### GIVEN PROBLEM
Restate the entire listing word for word.

════════════════

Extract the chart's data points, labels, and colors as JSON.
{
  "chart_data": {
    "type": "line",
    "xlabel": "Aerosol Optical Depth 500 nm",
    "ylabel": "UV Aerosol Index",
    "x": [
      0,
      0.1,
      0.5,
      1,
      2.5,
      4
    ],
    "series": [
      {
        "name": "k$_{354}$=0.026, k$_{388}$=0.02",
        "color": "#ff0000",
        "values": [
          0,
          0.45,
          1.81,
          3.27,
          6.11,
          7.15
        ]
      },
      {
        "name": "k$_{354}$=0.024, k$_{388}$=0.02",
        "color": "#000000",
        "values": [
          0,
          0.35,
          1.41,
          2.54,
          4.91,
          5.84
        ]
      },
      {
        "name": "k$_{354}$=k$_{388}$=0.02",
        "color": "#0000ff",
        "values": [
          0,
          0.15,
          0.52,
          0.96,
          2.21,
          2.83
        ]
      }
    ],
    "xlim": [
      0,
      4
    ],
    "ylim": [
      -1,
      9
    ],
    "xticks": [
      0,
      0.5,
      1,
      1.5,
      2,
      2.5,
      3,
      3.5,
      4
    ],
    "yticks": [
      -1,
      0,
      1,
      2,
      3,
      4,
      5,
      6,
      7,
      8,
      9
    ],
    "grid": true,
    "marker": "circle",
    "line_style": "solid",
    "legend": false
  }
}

════════════════

### OUTPUT OF THE EXERCISE
Extract the chart's data points, labels, and colors as JSON.
{
  "chart_data": {
    "type": "line",
    "xlabel": "Aerosol Optical Depth 500 nm",
    "ylabel": "UV Aerosol Index",
    "x": [
      0,
      0.1,
      0.5,
      1,
      2.5,
      4
    ],
    "series": [
      {
        "name": "k$_{354}$=0.026, k$_{388}$=0.02",
        "color": "#ff0000",
        "values": [
          0,
          0.45,
          1.81,
          3.27,
          6.11,
          7.15
        ]
      },
      {
        "name": "k$_{354}$=0.024, k$_{388}$=0.02",
        "color": "#000000",
        "values": [
          0,
          0.35,
          1.41,
          2.54,
          4.91,
          5.84
        ]
      },
      {
        "name": "k$_{354}$=k$_{388}$=0.02",
        "color": "#0000ff",
        "values": [
          0,
          0.15,
          0.52,
          0.96,
          2.21,
          2.83
        ]
      }
    ],
    "xlim": [
      0,
      4
    ],
    "ylim": [
      -1,
      9
    ],
    "xticks": [
      0,
      0.5,
      1,
      1.5,
      2,
      2.5,
      3,
      3.5,
      4
    ],
    "yticks": [
      -1,
      0,
      1,
      2,
      3,
      4,
      5,
      6,
      7,
      8,
      9
    ],
    "grid": true,
    "marker": "circle",
    "line_style": "solid",
    "legend": false
  }
}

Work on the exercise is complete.